• Exercise aim
Repeat exactly the stretch of lines that starts with the one containing "Convert this document image to plain text." and ends with the last line of the material. Leave out pictures.

Collection entries
--- begin ---

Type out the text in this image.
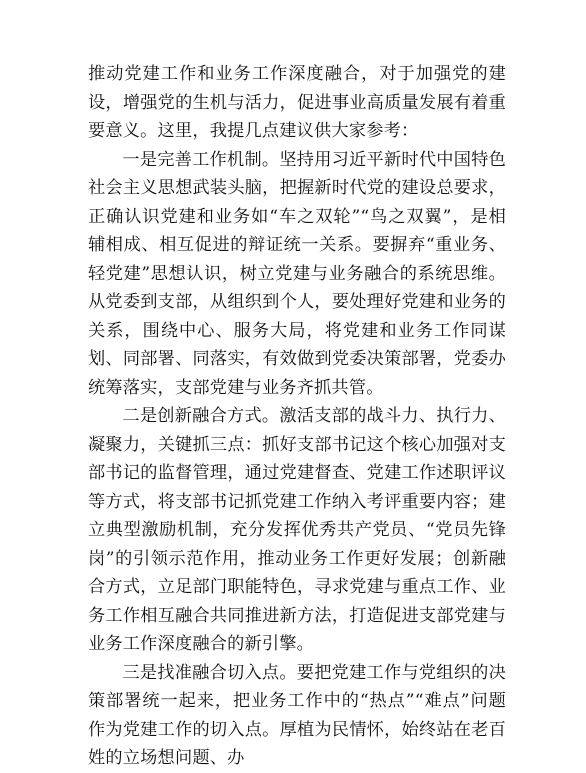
推动党建工作和业务工作深度融合，对于加强党的建设，增强党的生机与活力，促进事业高质量发展有着重要意义。这里，我提几点建议供大家参考：

一是完善工作机制。坚持用习近平新时代中国特色社会主义思想武装头脑，把握新时代党的建设总要求，正确认识党建和业务如“车之双轮”“鸟之双翼”，是相辅相成、相互促进的辩证统一关系。要摒弃“重业务、轻党建”思想认识，树立党建与业务融合的系统思维。从党委到支部，从组织到个人，要处理好党建和业务的关系，围绕中心、服务大局，将党建和业务工作同谋划、同部署、同落实，有效做到党委决策部署，党委办统筹落实，支部党建与业务齐抓共管。

二是创新融合方式。激活支部的战斗力、执行力、凝聚力，关键抓三点：抓好支部书记这个核心加强对支部书记的监督管理，通过党建督查、党建工作述职评议等方式，将支部书记抓党建工作纳入考评重要内容；建立典型激励机制，充分发挥优秀共产党员、“党员先锋岗”的引领示范作用，推动业务工作更好发展；创新融合方式，立足部门职能特色，寻求党建与重点工作、业务工作相互融合共同推进新方法，打造促进支部党建与业务工作深度融合的新引擎。

三是找准融合切入点。要把党建工作与党组织的决策部署统一起来，把业务工作中的“热点”“难点”问题作为党建工作的切入点。厚植为民情怀，始终站在老百姓的立场想问题、办
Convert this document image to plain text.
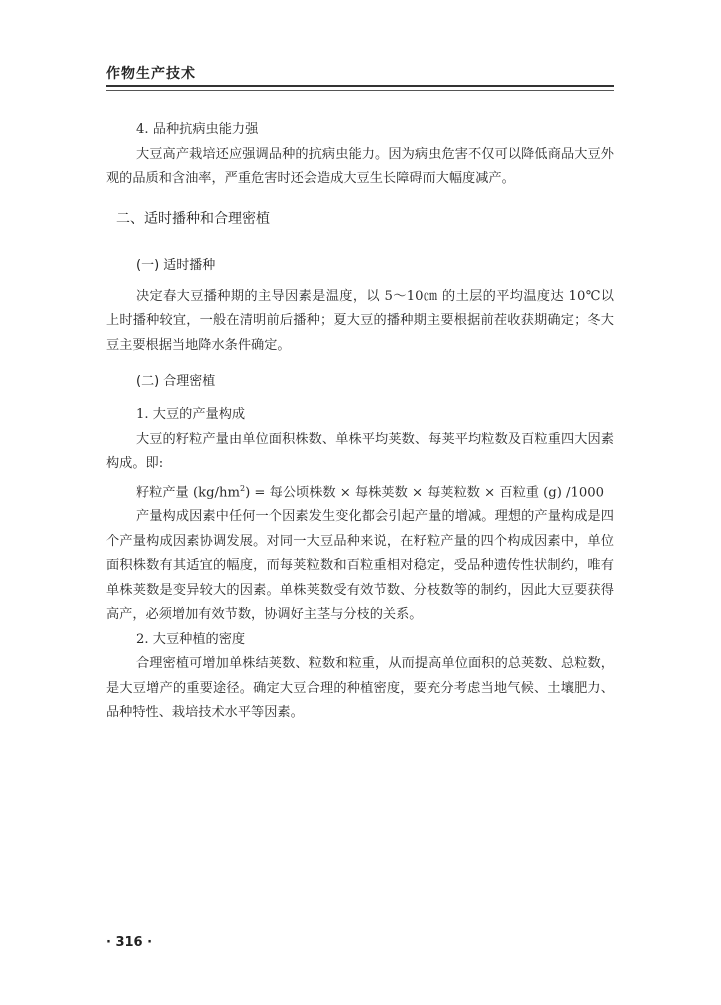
作物生产技术

4. 品种抗病虫能力强

大豆高产栽培还应强调品种的抗病虫能力。因为病虫危害不仅可以降低商品大豆外观的品质和含油率，严重危害时还会造成大豆生长障碍而大幅度减产。

二、适时播种和合理密植

(一) 适时播种

决定春大豆播种期的主导因素是温度，以 5～10㎝ 的土层的平均温度达 10℃以上时播种较宜，一般在清明前后播种；夏大豆的播种期主要根据前茬收获期确定；冬大豆主要根据当地降水条件确定。

(二) 合理密植

1. 大豆的产量构成

大豆的籽粒产量由单位面积株数、单株平均荚数、每荚平均粒数及百粒重四大因素构成。即:

籽粒产量 $(kg/hm^2)$ = 每公顷株数 × 每株荚数 × 每荚粒数 × 百粒重 (g) /1000

产量构成因素中任何一个因素发生变化都会引起产量的增减。理想的产量构成是四个产量构成因素协调发展。对同一大豆品种来说，在籽粒产量的四个构成因素中，单位面积株数有其适宜的幅度，而每荚粒数和百粒重相对稳定，受品种遗传性状制约，唯有单株荚数是变异较大的因素。单株荚数受有效节数、分枝数等的制约，因此大豆要获得高产，必须增加有效节数，协调好主茎与分枝的关系。

2. 大豆种植的密度

合理密植可增加单株结荚数、粒数和粒重，从而提高单位面积的总荚数、总粒数，是大豆增产的重要途径。确定大豆合理的种植密度，要充分考虑当地气候、土壤肥力、品种特性、栽培技术水平等因素。

· 316 ·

--- end ---

• Task result
Convert this document image to plain text.
作物生产技术

4. 品种抗病虫能力强

大豆高产栽培还应强调品种的抗病虫能力。因为病虫危害不仅可以降低商品大豆外观的品质和含油率，严重危害时还会造成大豆生长障碍而大幅度减产。

二、适时播种和合理密植

(一) 适时播种

决定春大豆播种期的主导因素是温度，以 5～10㎝ 的土层的平均温度达 10℃以上时播种较宜，一般在清明前后播种；夏大豆的播种期主要根据前茬收获期确定；冬大豆主要根据当地降水条件确定。

(二) 合理密植

1. 大豆的产量构成

大豆的籽粒产量由单位面积株数、单株平均荚数、每荚平均粒数及百粒重四大因素构成。即:

籽粒产量 $(kg/hm^2)$ = 每公顷株数 × 每株荚数 × 每荚粒数 × 百粒重 (g) /1000

产量构成因素中任何一个因素发生变化都会引起产量的增减。理想的产量构成是四个产量构成因素协调发展。对同一大豆品种来说，在籽粒产量的四个构成因素中，单位面积株数有其适宜的幅度，而每荚粒数和百粒重相对稳定，受品种遗传性状制约，唯有单株荚数是变异较大的因素。单株荚数受有效节数、分枝数等的制约，因此大豆要获得高产，必须增加有效节数，协调好主茎与分枝的关系。

2. 大豆种植的密度

合理密植可增加单株结荚数、粒数和粒重，从而提高单位面积的总荚数、总粒数，是大豆增产的重要途径。确定大豆合理的种植密度，要充分考虑当地气候、土壤肥力、品种特性、栽培技术水平等因素。

· 316 ·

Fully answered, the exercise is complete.